>> begin Records to process

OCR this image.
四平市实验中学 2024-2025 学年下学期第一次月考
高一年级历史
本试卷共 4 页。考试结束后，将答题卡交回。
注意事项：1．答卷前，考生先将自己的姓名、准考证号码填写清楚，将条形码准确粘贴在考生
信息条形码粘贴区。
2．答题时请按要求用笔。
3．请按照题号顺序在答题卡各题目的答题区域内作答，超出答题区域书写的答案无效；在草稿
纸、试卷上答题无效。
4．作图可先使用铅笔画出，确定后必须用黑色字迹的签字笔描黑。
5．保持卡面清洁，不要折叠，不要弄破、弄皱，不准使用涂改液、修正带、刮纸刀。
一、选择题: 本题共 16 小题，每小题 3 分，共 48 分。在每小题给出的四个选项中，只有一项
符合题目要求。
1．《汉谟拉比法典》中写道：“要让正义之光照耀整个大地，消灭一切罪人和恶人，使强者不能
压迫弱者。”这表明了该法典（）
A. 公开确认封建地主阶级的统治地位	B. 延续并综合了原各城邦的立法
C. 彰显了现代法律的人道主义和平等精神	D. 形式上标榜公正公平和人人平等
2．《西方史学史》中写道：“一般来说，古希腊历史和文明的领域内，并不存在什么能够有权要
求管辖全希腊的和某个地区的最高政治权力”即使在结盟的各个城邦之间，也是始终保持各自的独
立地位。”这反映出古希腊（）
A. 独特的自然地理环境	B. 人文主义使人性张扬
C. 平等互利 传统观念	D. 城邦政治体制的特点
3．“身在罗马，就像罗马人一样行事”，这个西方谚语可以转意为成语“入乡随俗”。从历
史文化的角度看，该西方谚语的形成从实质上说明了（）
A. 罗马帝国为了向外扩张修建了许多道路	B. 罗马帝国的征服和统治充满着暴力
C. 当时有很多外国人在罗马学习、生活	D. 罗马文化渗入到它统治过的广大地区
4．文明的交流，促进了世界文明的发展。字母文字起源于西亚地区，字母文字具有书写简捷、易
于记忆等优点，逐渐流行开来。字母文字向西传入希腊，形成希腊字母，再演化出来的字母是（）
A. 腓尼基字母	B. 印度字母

>> end Records to process
>> begin Records to process

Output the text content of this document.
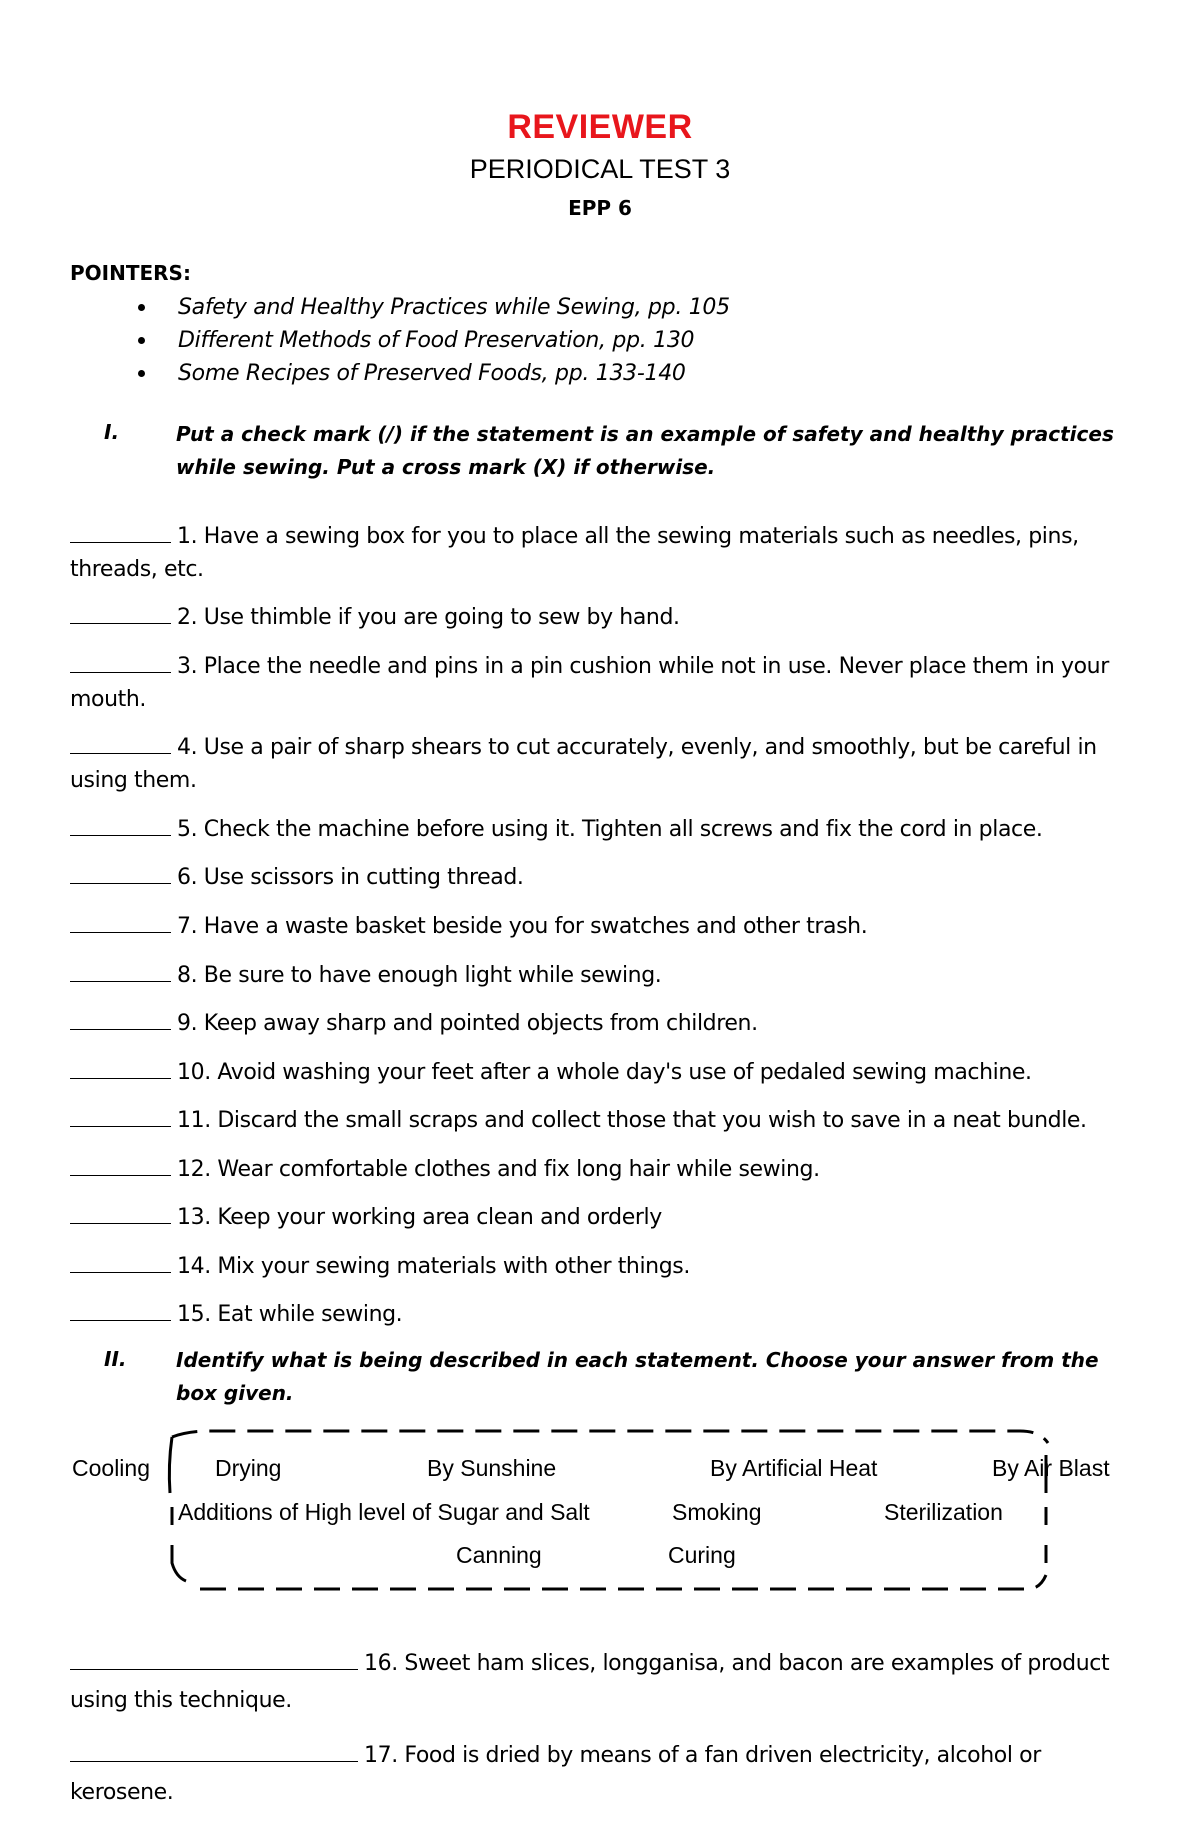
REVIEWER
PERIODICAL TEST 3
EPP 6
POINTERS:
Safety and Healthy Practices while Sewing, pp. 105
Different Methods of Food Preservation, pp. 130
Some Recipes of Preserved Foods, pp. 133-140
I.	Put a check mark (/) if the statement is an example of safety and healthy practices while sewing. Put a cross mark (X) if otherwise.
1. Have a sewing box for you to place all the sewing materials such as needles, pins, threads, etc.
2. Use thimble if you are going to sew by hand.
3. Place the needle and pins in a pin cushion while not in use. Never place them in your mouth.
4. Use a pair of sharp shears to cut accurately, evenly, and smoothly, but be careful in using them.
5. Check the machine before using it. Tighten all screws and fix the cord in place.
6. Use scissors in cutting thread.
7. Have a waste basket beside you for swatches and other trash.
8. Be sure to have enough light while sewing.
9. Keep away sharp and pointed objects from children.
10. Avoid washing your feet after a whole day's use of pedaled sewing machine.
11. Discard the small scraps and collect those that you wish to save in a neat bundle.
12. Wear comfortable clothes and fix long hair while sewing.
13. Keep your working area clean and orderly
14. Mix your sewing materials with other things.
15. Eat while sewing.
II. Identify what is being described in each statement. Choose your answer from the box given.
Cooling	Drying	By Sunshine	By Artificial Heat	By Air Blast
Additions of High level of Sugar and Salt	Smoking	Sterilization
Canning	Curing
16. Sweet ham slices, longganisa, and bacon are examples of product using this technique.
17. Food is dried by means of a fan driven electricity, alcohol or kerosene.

>> end Records to process

### What is being asked
Show all lines from the data above in which the word "Keep" appears.

### Task result
9. Keep away sharp and pointed objects from children.
13. Keep your working area clean and orderly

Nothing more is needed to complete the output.